SET EXERCISE: Work out how many lines in the entries contain the string "November", and give nothing but that number.

◇ ◇ ◇ ◇ ◇ ◇ ◇

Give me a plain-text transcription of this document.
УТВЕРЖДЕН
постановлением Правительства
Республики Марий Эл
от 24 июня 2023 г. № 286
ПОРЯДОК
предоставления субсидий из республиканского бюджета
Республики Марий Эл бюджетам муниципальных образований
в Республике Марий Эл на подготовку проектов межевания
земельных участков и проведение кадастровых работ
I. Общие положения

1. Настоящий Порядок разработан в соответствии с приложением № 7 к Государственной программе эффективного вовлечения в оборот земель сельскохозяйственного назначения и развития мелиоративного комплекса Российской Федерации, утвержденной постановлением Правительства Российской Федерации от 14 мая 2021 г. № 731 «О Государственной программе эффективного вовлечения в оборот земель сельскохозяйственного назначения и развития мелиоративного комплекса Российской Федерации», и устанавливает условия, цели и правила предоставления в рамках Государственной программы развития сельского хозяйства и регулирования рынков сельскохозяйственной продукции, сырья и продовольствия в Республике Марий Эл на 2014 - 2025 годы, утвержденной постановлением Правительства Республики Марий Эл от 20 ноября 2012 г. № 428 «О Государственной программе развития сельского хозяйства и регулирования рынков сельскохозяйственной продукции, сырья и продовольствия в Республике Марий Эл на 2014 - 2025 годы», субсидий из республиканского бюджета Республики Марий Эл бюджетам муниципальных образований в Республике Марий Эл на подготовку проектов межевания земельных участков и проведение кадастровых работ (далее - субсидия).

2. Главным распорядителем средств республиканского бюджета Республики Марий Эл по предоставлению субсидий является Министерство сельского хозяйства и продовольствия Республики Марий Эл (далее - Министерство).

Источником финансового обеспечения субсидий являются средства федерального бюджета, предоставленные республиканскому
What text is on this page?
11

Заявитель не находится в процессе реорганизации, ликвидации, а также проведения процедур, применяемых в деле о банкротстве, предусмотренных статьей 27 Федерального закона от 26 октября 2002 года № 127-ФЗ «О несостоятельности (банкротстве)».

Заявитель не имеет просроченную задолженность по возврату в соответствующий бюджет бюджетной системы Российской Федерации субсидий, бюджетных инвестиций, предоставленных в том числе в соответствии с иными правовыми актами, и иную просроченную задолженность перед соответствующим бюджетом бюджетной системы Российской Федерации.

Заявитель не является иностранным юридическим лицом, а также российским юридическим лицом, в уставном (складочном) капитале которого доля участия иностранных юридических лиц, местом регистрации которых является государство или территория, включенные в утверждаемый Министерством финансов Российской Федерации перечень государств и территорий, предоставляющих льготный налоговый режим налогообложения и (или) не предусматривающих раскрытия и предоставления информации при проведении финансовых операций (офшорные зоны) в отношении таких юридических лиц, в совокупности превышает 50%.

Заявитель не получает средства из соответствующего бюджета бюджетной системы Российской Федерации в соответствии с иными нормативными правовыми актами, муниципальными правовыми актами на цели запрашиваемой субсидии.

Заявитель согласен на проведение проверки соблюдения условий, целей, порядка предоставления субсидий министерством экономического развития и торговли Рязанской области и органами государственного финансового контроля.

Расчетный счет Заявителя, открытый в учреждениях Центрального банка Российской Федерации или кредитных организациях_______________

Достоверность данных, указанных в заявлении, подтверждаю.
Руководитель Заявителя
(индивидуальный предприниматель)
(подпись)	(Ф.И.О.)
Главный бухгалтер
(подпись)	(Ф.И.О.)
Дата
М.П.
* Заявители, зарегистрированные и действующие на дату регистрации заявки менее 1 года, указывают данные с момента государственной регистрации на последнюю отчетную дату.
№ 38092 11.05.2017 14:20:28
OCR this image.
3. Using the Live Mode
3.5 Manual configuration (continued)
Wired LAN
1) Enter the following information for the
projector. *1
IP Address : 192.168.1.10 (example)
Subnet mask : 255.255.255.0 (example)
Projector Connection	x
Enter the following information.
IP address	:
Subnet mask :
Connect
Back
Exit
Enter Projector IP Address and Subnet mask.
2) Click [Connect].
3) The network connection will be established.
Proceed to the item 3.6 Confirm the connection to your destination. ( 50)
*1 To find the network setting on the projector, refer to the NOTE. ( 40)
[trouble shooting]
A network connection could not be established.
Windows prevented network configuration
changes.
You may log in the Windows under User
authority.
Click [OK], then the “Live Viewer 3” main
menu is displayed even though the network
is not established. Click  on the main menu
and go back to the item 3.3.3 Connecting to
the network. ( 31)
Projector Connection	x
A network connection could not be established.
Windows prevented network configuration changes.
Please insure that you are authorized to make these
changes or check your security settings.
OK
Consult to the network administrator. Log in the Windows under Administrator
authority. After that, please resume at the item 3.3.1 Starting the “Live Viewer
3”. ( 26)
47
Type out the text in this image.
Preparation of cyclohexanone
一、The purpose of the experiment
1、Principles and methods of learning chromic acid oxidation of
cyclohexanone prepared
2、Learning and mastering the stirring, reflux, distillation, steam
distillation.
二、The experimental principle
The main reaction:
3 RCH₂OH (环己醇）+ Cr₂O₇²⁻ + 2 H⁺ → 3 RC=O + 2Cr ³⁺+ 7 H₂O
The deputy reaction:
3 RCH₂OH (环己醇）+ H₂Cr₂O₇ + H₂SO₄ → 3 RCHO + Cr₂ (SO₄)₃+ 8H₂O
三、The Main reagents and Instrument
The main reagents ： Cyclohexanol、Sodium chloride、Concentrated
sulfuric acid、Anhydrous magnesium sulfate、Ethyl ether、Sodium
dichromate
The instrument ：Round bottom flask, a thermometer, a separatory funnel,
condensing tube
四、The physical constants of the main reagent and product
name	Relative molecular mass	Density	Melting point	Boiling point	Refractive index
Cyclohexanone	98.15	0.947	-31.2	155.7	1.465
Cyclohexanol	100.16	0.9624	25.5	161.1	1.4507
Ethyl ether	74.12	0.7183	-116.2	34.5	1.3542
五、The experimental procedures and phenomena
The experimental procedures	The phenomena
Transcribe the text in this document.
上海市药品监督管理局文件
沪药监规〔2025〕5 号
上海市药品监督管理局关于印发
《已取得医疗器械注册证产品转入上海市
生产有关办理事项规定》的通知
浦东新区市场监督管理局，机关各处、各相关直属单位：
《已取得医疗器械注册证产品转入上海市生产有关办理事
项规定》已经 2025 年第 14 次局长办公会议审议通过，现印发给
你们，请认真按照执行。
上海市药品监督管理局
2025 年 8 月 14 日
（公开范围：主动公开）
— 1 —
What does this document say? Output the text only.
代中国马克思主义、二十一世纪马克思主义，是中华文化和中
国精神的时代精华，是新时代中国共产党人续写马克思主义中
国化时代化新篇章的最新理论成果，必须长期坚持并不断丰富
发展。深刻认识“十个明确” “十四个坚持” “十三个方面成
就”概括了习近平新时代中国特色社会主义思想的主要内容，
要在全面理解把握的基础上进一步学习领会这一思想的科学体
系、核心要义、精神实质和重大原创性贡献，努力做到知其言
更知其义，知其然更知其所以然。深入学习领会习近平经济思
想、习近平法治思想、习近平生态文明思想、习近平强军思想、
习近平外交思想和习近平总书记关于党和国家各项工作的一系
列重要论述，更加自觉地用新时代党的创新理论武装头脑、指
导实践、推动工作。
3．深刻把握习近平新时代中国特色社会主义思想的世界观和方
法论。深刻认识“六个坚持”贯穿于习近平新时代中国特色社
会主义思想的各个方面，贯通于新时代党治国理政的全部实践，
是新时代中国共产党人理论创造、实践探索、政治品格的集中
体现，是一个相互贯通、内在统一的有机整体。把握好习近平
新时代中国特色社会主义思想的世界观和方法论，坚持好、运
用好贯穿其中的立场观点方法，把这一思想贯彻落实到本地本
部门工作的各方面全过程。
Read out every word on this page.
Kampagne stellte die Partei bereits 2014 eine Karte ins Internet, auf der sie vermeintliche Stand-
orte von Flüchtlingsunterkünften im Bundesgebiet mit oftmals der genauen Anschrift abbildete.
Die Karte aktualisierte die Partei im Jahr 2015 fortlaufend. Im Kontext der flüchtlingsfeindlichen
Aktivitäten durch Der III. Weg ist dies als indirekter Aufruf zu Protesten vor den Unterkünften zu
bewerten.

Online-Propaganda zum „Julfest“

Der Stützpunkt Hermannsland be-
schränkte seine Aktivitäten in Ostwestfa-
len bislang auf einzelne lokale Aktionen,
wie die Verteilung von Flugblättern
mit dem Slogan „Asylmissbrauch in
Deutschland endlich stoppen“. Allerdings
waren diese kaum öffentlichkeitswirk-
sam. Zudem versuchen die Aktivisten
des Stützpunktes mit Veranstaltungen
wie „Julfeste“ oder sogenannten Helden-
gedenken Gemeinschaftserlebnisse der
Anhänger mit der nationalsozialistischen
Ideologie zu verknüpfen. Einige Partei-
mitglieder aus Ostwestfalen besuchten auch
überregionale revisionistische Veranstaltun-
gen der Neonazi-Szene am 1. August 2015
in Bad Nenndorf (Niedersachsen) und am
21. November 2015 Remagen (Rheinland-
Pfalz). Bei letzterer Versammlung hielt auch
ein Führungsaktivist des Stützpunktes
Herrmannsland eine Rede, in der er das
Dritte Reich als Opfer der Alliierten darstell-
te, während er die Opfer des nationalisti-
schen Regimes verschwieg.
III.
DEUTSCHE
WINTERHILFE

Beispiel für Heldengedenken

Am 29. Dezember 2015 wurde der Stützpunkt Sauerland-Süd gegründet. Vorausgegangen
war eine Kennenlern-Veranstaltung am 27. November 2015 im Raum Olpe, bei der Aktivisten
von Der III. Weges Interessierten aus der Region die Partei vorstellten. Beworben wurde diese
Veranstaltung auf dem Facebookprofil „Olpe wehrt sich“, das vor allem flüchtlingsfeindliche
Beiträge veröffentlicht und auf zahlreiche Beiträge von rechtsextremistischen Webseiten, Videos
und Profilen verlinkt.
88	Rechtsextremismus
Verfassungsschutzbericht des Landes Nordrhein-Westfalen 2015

◇ ◇ ◇ ◇ ◇ ◇ ◇

RIGHT ANSWER: 2